* **Exercise directions**
Copy nothing but the lines running from the one containing "Convert this document image to plain text." through the end of the listing below. Drop the pictures.

* **Data in this exercise**
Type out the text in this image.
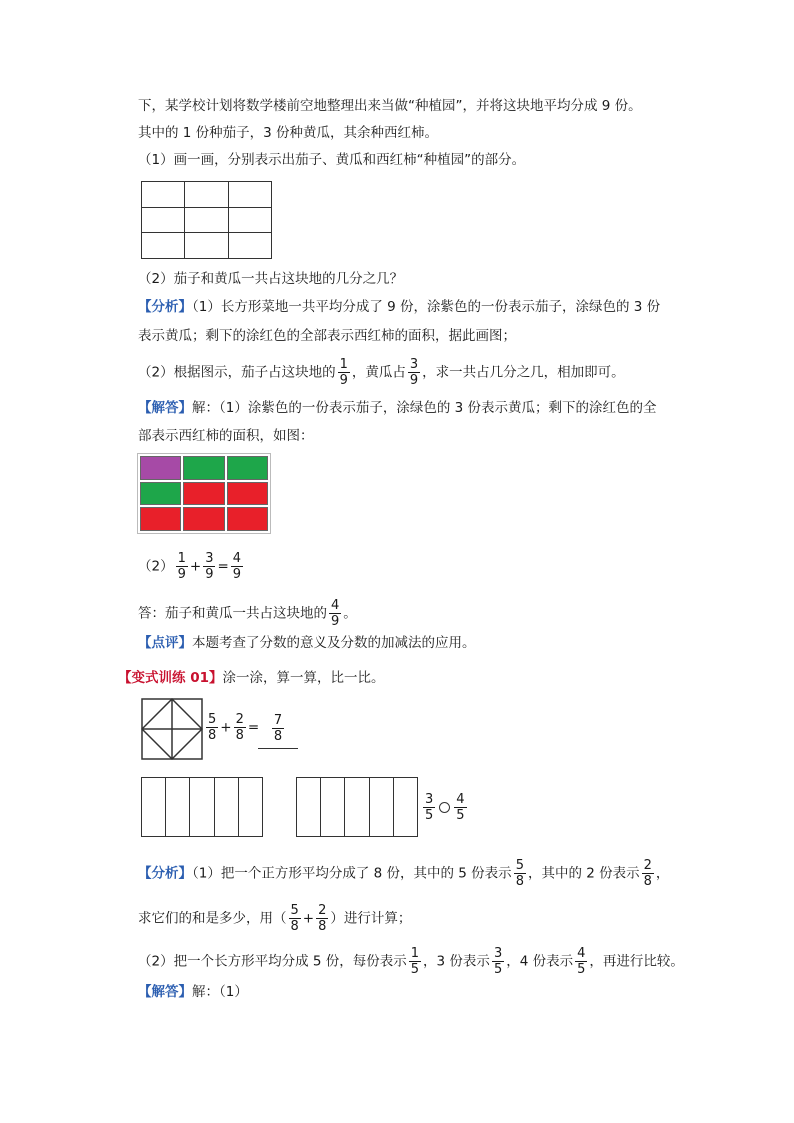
下，某学校计划将数学楼前空地整理出来当做“种植园”，并将这块地平均分成 9 份。
其中的 1 份种茄子，3 份种黄瓜，其余种西红柿。
（1）画一画，分别表示出茄子、黄瓜和西红柿“种植园”的部分。

（2）茄子和黄瓜一共占这块地的几分之几？
【分析】（1）长方形菜地一共平均分成了 9 份，涂紫色的一份表示茄子，涂绿色的 3 份
表示黄瓜；剩下的涂红色的全部表示西红柿的面积，据此画图；
（2）根据图示，茄子占这块地的 $\frac{1}{9}$ ，黄瓜占 $\frac{3}{9}$ ，求一共占几分之几，相加即可。
【解答】解：（1）涂紫色的一份表示茄子，涂绿色的 3 份表示黄瓜；剩下的涂红色的全
部表示西红柿的面积，如图：

$(2) \frac{1}{9} + \frac{3}{9} = \frac{4}{9}$
答：茄子和黄瓜一共占这块地的 $\frac{4}{9}$ 。
【点评】本题考查了分数的意义及分数的加减法的应用。
【变式训练 01】涂一涂，算一算，比一比。
$\frac{5}{8} + \frac{2}{8} = \frac{7}{8}$
$\frac{3}{5} \frac{4}{5}$
【分析】（1）把一个正方形平均分成了 8 份，其中的 5 份表示 $\frac{5}{8}$ ，其中的 2 份表示 $\frac{2}{8}$ ，
求它们的和是多少，用（ $\frac{5}{8} + \frac{2}{8}$ ）进行计算；
（2）把一个长方形平均分成 5 份，每份表示 $\frac{1}{5}$ ，3 份表示 $\frac{3}{5}$ ，4 份表示 $\frac{4}{5}$ ，再进行比较。
【解答】解：（1）
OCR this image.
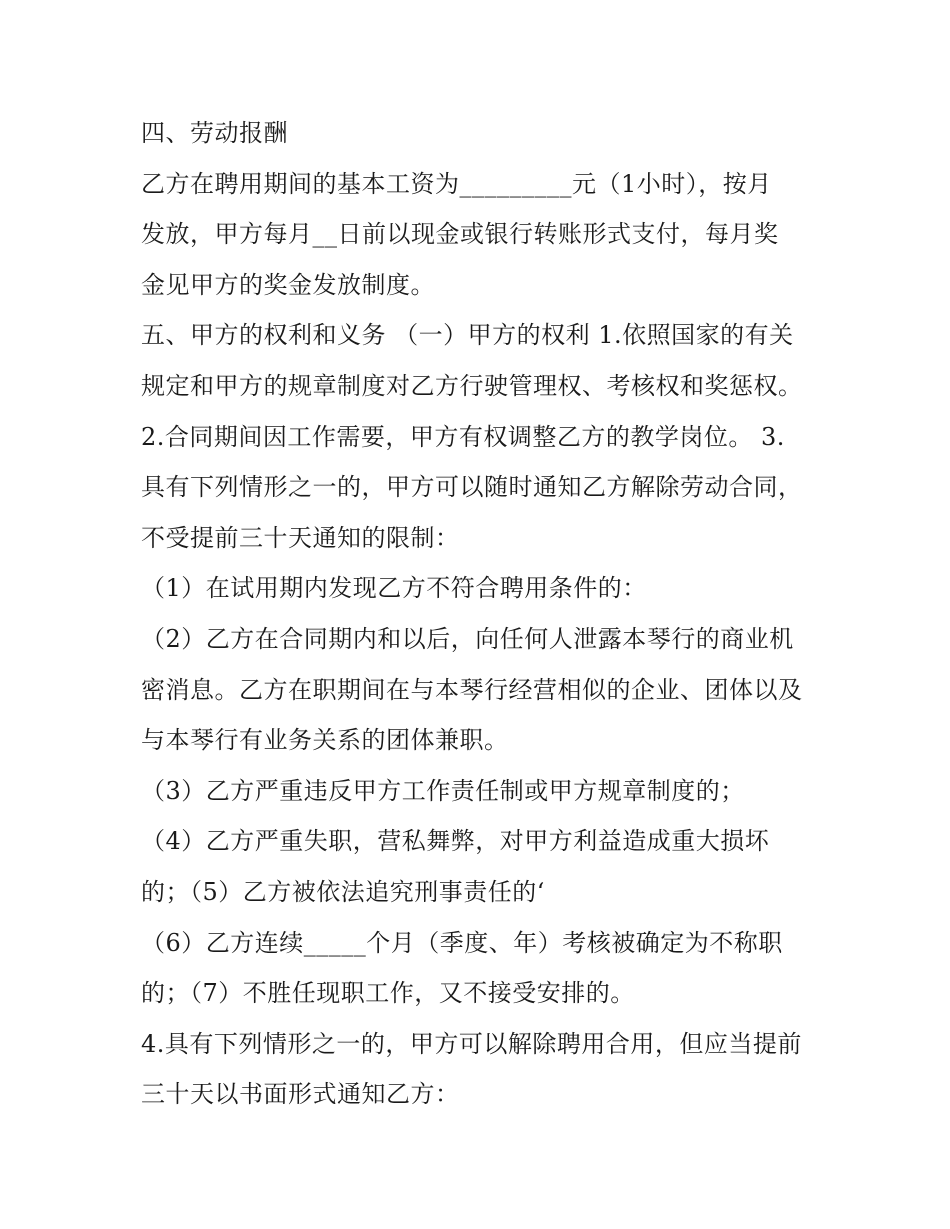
四、劳动报酬
乙方在聘用期间的基本工资为_________元（1小时），按月
发放，甲方每月__日前以现金或银行转账形式支付，每月奖
金见甲方的奖金发放制度。
五、甲方的权利和义务 （一）甲方的权利 1.依照国家的有关
规定和甲方的规章制度对乙方行驶管理权、考核权和奖惩权。
2.合同期间因工作需要，甲方有权调整乙方的教学岗位。 3.
具有下列情形之一的，甲方可以随时通知乙方解除劳动合同，
不受提前三十天通知的限制：
（1）在试用期内发现乙方不符合聘用条件的：
（2）乙方在合同期内和以后，向任何人泄露本琴行的商业机
密消息。乙方在职期间在与本琴行经营相似的企业、团体以及
与本琴行有业务关系的团体兼职。
（3）乙方严重违反甲方工作责任制或甲方规章制度的；
（4）乙方严重失职，营私舞弊，对甲方利益造成重大损坏
的；（5）乙方被依法追究刑事责任的‘
（6）乙方连续_____个月（季度、年）考核被确定为不称职
的；（7）不胜任现职工作，又不接受安排的。
4.具有下列情形之一的，甲方可以解除聘用合用，但应当提前
三十天以书面形式通知乙方：
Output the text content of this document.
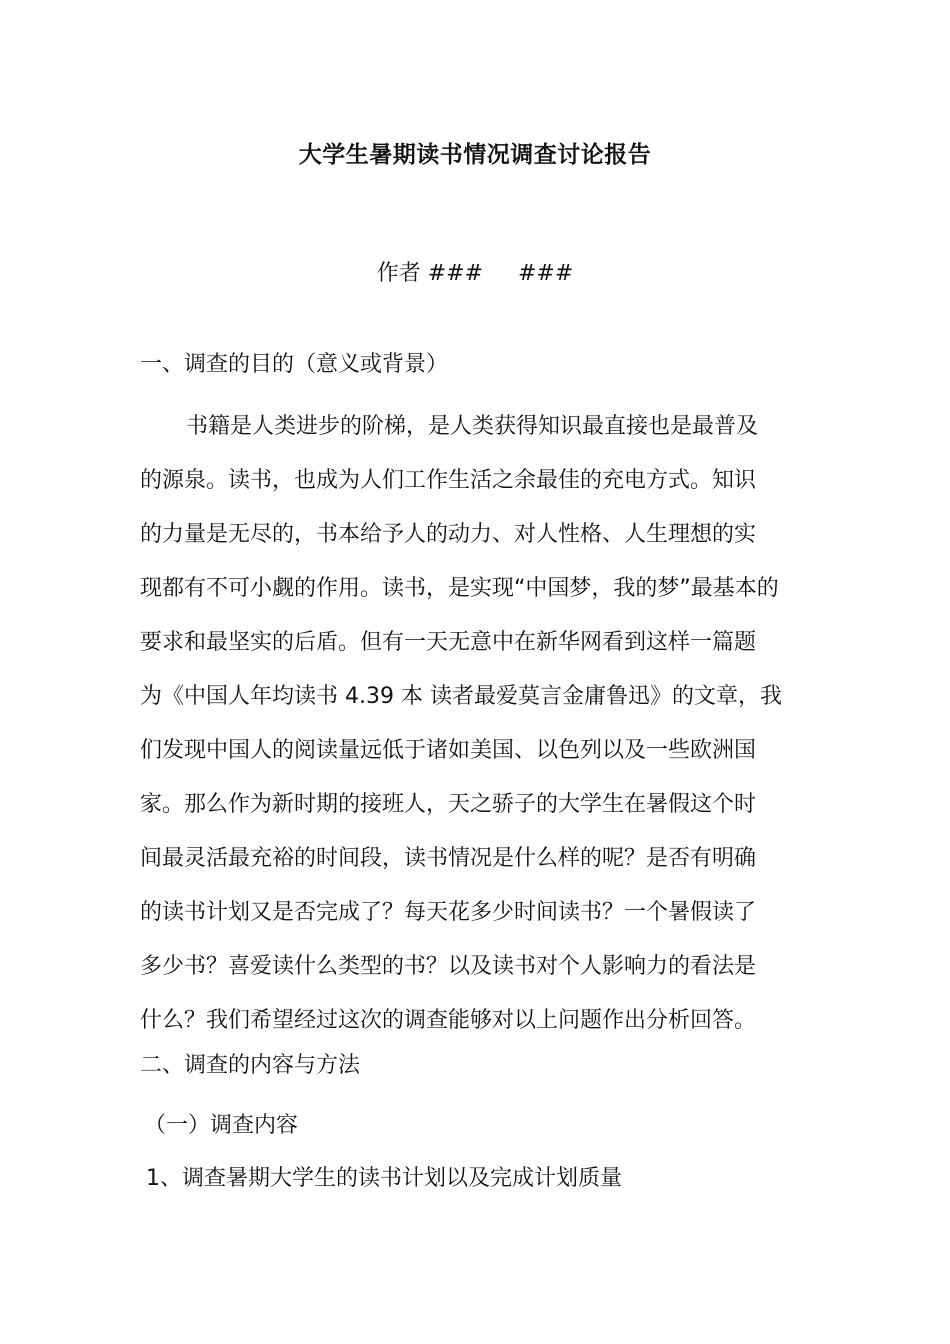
大学生暑期读书情况调查讨论报告
作者 ###     ###
一、调查的目的（意义或背景）
书籍是人类进步的阶梯，是人类获得知识最直接也是最普及
的源泉。读书，也成为人们工作生活之余最佳的充电方式。知识
的力量是无尽的，书本给予人的动力、对人性格、人生理想的实
现都有不可小觑的作用。读书，是实现“中国梦，我的梦”最基本的
要求和最坚实的后盾。但有一天无意中在新华网看到这样一篇题
为《中国人年均读书 4.39 本 读者最爱莫言金庸鲁迅》的文章，我
们发现中国人的阅读量远低于诸如美国、以色列以及一些欧洲国
家。那么作为新时期的接班人，天之骄子的大学生在暑假这个时
间最灵活最充裕的时间段，读书情况是什么样的呢？是否有明确
的读书计划又是否完成了？每天花多少时间读书？一个暑假读了
多少书？喜爱读什么类型的书？以及读书对个人影响力的看法是
什么？我们希望经过这次的调查能够对以上问题作出分析回答。
二、调查的内容与方法
（一）调查内容
1、调查暑期大学生的读书计划以及完成计划质量
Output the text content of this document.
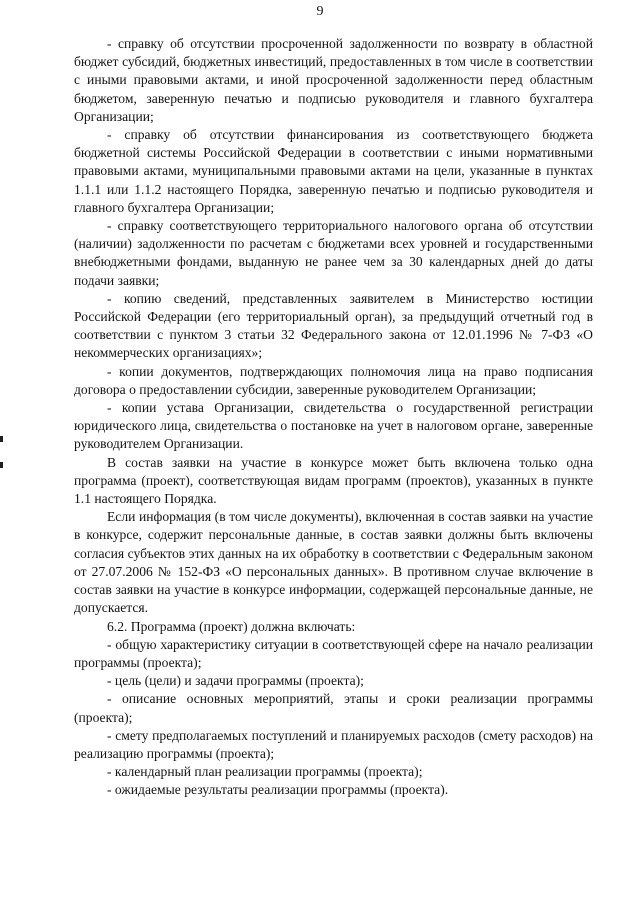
9

- справку об отсутствии просроченной задолженности по возврату в областной бюджет субсидий, бюджетных инвестиций, предоставленных в том числе в соответствии с иными правовыми актами, и иной просроченной задолженности перед областным бюджетом, заверенную печатью и подписью руководителя и главного бухгалтера Организации;

- справку об отсутствии финансирования из соответствующего бюджета бюджетной системы Российской Федерации в соответствии с иными нормативными правовыми актами, муниципальными правовыми актами на цели, указанные в пунктах 1.1.1 или 1.1.2 настоящего Порядка, заверенную печатью и подписью руководителя и главного бухгалтера Организации;

- справку соответствующего территориального налогового органа об отсутствии (наличии) задолженности по расчетам с бюджетами всех уровней и государственными внебюджетными фондами, выданную не ранее чем за 30 календарных дней до даты подачи заявки;

- копию сведений, представленных заявителем в Министерство юстиции Российской Федерации (его территориальный орган), за предыдущий отчетный год в соответствии с пунктом 3 статьи 32 Федерального закона от 12.01.1996 № 7-ФЗ «О некоммерческих организациях»;

- копии документов, подтверждающих полномочия лица на право подписания договора о предоставлении субсидии, заверенные руководителем Организации;

- копии устава Организации, свидетельства о государственной регистрации юридического лица, свидетельства о постановке на учет в налоговом органе, заверенные руководителем Организации.

В состав заявки на участие в конкурсе может быть включена только одна программа (проект), соответствующая видам программ (проектов), указанных в пункте 1.1 настоящего Порядка.

Если информация (в том числе документы), включенная в состав заявки на участие в конкурсе, содержит персональные данные, в состав заявки должны быть включены согласия субъектов этих данных на их обработку в соответствии с Федеральным законом от 27.07.2006 № 152-ФЗ «О персональных данных». В противном случае включение в состав заявки на участие в конкурсе информации, содержащей персональные данные, не допускается.

6.2. Программа (проект) должна включать:

- общую характеристику ситуации в соответствующей сфере на начало реализации программы (проекта);

- цель (цели) и задачи программы (проекта);

- описание основных мероприятий, этапы и сроки реализации программы (проекта);

- смету предполагаемых поступлений и планируемых расходов (смету расходов) на реализацию программы (проекта);

- календарный план реализации программы (проекта);

- ожидаемые результаты реализации программы (проекта).
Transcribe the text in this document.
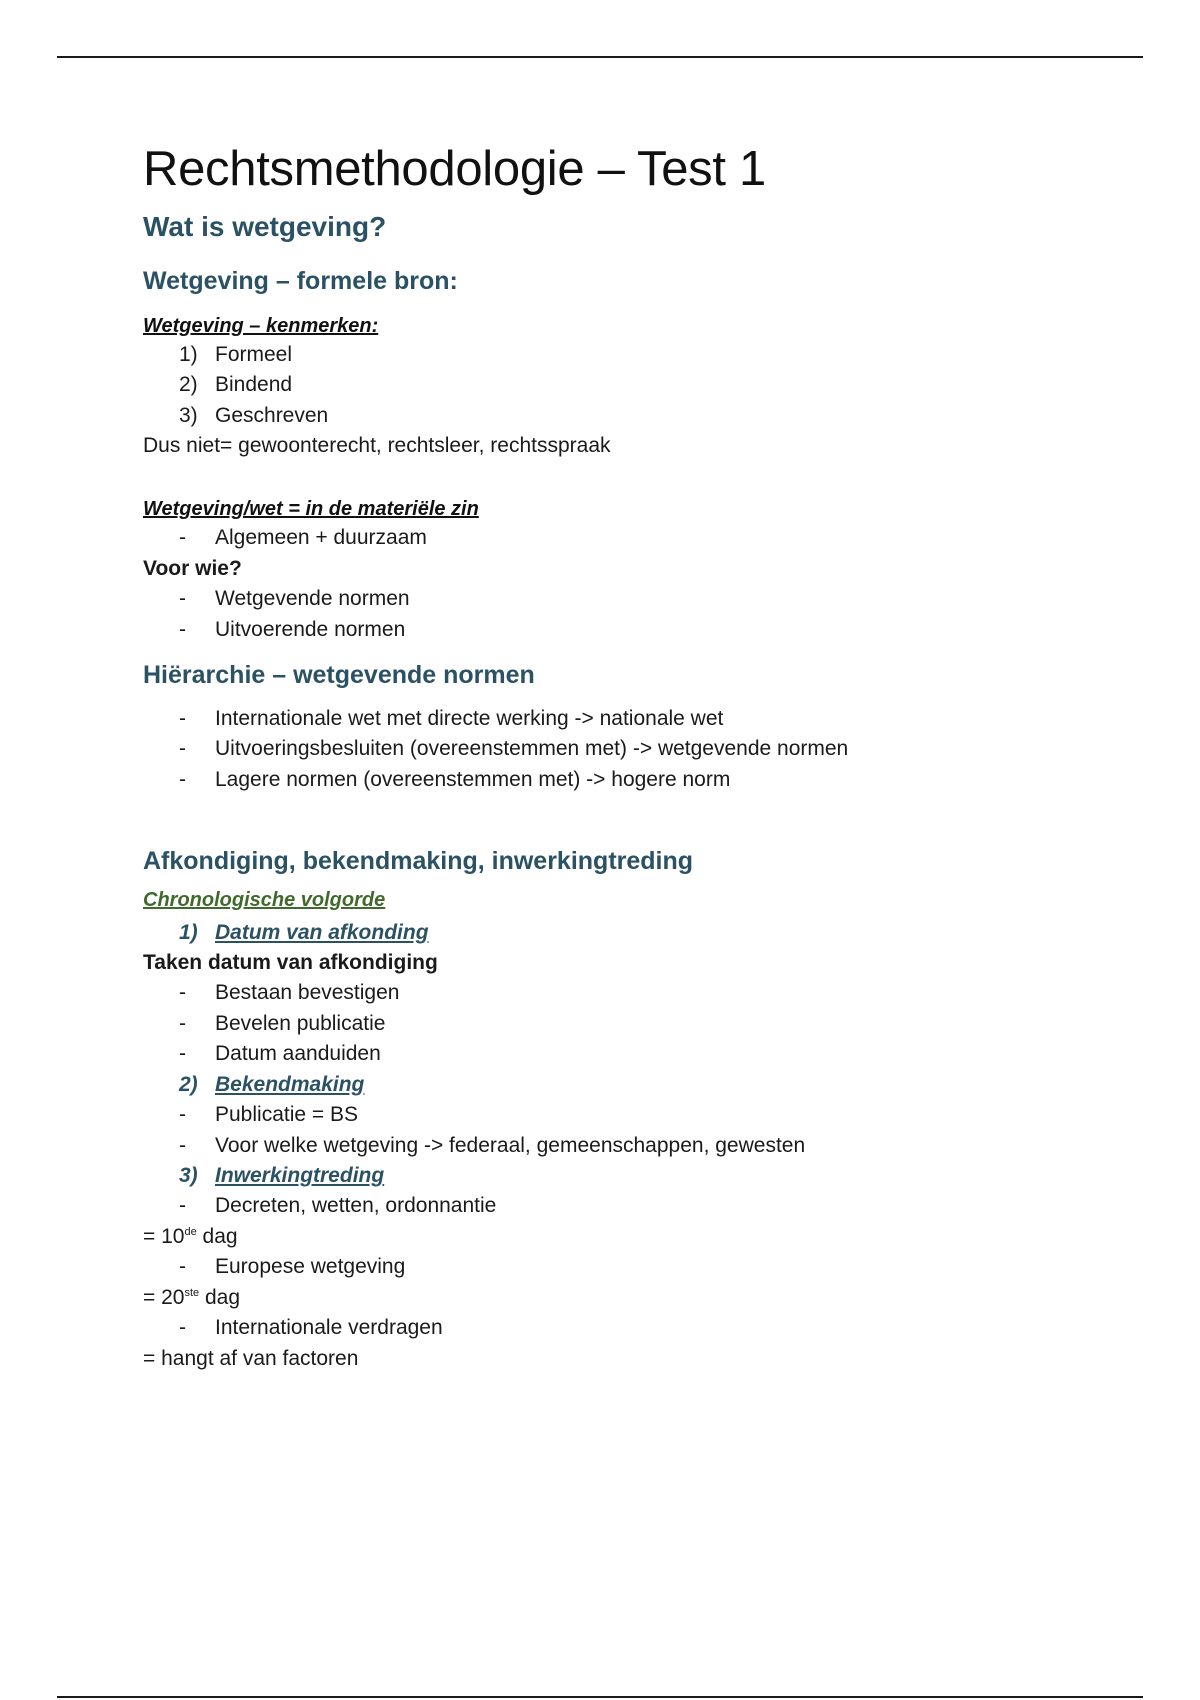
Rechtsmethodologie – Test 1
Wat is wetgeving?
Wetgeving – formele bron:
Wetgeving – kenmerken:
1) Formeel
2) Bindend
3) Geschreven
Dus niet= gewoonterecht, rechtsleer, rechtsspraak
Wetgeving/wet = in de materiële zin
-	Algemeen + duurzaam
Voor wie?
-	Wetgevende normen
-	Uitvoerende normen
Hiërarchie – wetgevende normen
-	Internationale wet met directe werking -> nationale wet
-	Uitvoeringsbesluiten (overeenstemmen met) -> wetgevende normen
-	Lagere normen (overeenstemmen met) -> hogere norm
Afkondiging, bekendmaking, inwerkingtreding
Chronologische volgorde
1) Datum van afkonding
Taken datum van afkondiging
-	Bestaan bevestigen
-	Bevelen publicatie
-	Datum aanduiden
2) Bekendmaking
-	Publicatie = BS
-	Voor welke wetgeving -> federaal, gemeenschappen, gewesten
3) Inwerkingtreding
-	Decreten, wetten, ordonnantie
= 10de dag
-	Europese wetgeving
= 20ste dag
-	Internationale verdragen
= hangt af van factoren
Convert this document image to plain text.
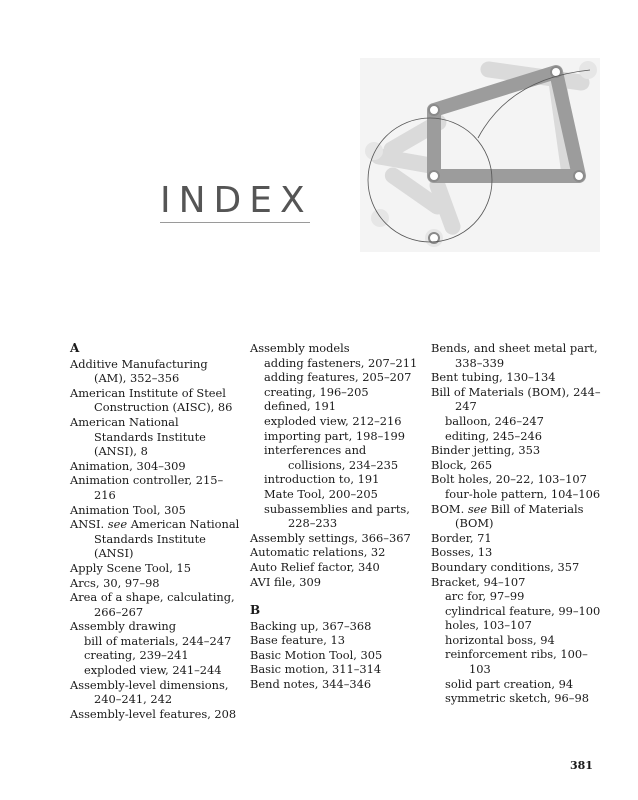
INDEX
A
Additive Manufacturing (AM), 352–356
American Institute of Steel Construction (AISC), 86
American National Standards Institute (ANSI), 8
Animation, 304–309
Animation controller, 215–216
Animation Tool, 305
ANSI. see American National Standards Institute (ANSI)
Apply Scene Tool, 15
Arcs, 30, 97–98
Area of a shape, calculating, 266–267
Assembly drawing
bill of materials, 244–247
creating, 239–241
exploded view, 241–244
Assembly-level dimensions, 240–241, 242
Assembly-level features, 208
Assembly models
adding fasteners, 207–211
adding features, 205–207
creating, 196–205
defined, 191
exploded view, 212–216
importing part, 198–199
interferences and collisions, 234–235
introduction to, 191
Mate Tool, 200–205
subassemblies and parts, 228–233
Assembly settings, 366–367
Automatic relations, 32
Auto Relief factor, 340
AVI file, 309
B
Backing up, 367–368
Base feature, 13
Basic Motion Tool, 305
Basic motion, 311–314
Bend notes, 344–346
Bends, and sheet metal part, 338–339
Bent tubing, 130–134
Bill of Materials (BOM), 244–247
balloon, 246–247
editing, 245–246
Binder jetting, 353
Block, 265
Bolt holes, 20–22, 103–107
four-hole pattern, 104–106
BOM. see Bill of Materials (BOM)
Border, 71
Bosses, 13
Boundary conditions, 357
Bracket, 94–107
arc for, 97–99
cylindrical feature, 99–100
holes, 103–107
horizontal boss, 94
reinforcement ribs, 100–103
solid part creation, 94
symmetric sketch, 96–98
381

* **Answer for this exercise**
Convert this document image to plain text.
INDEX
A
Additive Manufacturing (AM), 352–356
American Institute of Steel Construction (AISC), 86
American National Standards Institute (ANSI), 8
Animation, 304–309
Animation controller, 215–216
Animation Tool, 305
ANSI. see American National Standards Institute (ANSI)
Apply Scene Tool, 15
Arcs, 30, 97–98
Area of a shape, calculating, 266–267
Assembly drawing
bill of materials, 244–247
creating, 239–241
exploded view, 241–244
Assembly-level dimensions, 240–241, 242
Assembly-level features, 208
Assembly models
adding fasteners, 207–211
adding features, 205–207
creating, 196–205
defined, 191
exploded view, 212–216
importing part, 198–199
interferences and collisions, 234–235
introduction to, 191
Mate Tool, 200–205
subassemblies and parts, 228–233
Assembly settings, 366–367
Automatic relations, 32
Auto Relief factor, 340
AVI file, 309
B
Backing up, 367–368
Base feature, 13
Basic Motion Tool, 305
Basic motion, 311–314
Bend notes, 344–346
Bends, and sheet metal part, 338–339
Bent tubing, 130–134
Bill of Materials (BOM), 244–247
balloon, 246–247
editing, 245–246
Binder jetting, 353
Block, 265
Bolt holes, 20–22, 103–107
four-hole pattern, 104–106
BOM. see Bill of Materials (BOM)
Border, 71
Bosses, 13
Boundary conditions, 357
Bracket, 94–107
arc for, 97–99
cylindrical feature, 99–100
holes, 103–107
horizontal boss, 94
reinforcement ribs, 100–103
solid part creation, 94
symmetric sketch, 96–98
381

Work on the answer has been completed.